**Given problem:**
Render the lines of the listing below as a JSON list of strings, one string per line and no blank lines, starting at the first line and ending at the line that contains "lat-tick-10n: 10°N (233, 769, 274, 788)".

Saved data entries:

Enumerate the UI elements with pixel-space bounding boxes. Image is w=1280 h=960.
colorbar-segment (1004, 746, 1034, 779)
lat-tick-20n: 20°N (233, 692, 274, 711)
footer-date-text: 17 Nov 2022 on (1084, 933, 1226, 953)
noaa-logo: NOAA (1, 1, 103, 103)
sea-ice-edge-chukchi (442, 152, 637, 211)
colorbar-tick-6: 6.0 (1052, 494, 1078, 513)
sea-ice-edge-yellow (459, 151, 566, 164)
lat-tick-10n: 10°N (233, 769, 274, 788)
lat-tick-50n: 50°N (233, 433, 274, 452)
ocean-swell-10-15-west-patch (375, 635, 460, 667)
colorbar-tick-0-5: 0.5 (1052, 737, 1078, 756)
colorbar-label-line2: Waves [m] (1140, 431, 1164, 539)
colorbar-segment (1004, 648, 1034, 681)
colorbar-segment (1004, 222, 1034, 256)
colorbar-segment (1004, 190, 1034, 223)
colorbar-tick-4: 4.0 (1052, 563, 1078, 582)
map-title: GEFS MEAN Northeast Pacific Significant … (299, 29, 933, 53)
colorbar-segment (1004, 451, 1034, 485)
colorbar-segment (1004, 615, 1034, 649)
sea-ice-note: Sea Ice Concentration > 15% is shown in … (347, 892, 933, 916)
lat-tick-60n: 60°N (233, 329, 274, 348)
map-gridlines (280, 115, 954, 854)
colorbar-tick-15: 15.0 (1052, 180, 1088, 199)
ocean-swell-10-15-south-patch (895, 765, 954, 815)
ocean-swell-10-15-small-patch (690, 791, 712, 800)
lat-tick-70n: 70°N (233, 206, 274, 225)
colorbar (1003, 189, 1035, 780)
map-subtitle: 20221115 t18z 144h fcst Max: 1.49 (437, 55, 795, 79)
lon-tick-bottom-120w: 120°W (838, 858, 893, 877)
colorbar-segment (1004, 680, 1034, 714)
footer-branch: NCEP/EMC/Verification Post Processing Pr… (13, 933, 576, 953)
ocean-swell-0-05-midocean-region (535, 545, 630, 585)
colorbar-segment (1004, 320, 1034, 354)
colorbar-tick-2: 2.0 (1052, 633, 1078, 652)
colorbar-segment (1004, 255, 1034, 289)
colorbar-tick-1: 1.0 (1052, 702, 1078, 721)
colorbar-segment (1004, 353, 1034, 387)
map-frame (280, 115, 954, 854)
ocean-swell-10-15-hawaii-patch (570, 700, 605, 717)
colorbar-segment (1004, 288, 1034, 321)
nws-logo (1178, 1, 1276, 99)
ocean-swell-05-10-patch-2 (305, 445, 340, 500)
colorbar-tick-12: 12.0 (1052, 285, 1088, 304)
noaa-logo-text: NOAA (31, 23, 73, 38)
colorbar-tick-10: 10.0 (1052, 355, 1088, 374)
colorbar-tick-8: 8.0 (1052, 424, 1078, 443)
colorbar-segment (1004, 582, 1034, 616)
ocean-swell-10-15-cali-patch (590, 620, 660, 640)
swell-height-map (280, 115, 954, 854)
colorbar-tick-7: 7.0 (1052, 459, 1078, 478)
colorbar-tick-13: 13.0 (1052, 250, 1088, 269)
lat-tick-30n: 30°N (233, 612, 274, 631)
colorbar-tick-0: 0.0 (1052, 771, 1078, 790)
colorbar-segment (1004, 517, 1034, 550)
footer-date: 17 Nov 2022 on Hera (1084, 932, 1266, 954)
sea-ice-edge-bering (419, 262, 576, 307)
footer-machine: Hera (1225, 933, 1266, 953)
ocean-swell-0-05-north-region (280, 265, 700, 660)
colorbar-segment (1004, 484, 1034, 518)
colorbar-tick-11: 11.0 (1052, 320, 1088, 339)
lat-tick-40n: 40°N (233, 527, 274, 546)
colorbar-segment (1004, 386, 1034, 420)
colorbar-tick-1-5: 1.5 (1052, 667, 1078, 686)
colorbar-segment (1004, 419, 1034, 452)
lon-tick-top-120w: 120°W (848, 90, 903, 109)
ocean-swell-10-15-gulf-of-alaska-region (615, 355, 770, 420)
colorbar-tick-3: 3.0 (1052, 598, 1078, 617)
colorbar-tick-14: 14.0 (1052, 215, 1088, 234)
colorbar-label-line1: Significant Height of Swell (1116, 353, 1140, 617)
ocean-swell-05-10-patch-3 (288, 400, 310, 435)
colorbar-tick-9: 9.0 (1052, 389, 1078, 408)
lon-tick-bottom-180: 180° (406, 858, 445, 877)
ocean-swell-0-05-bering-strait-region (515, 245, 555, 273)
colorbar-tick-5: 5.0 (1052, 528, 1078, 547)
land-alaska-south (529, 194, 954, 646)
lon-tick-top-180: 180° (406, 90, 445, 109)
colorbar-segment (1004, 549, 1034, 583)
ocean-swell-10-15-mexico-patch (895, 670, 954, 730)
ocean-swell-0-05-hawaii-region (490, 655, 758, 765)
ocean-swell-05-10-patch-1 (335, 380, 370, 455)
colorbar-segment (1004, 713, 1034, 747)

**Completed exercise:**
[
  "Enumerate the UI elements with pixel-space bounding boxes. Image is w=1280 h=960.",
  "colorbar-segment (1004, 746, 1034, 779)",
  "lat-tick-20n: 20°N (233, 692, 274, 711)",
  "footer-date-text: 17 Nov 2022 on (1084, 933, 1226, 953)",
  "noaa-logo: NOAA (1, 1, 103, 103)",
  "sea-ice-edge-chukchi (442, 152, 637, 211)",
  "colorbar-tick-6: 6.0 (1052, 494, 1078, 513)",
  "sea-ice-edge-yellow (459, 151, 566, 164)",
  "lat-tick-10n: 10°N (233, 769, 274, 788)"
]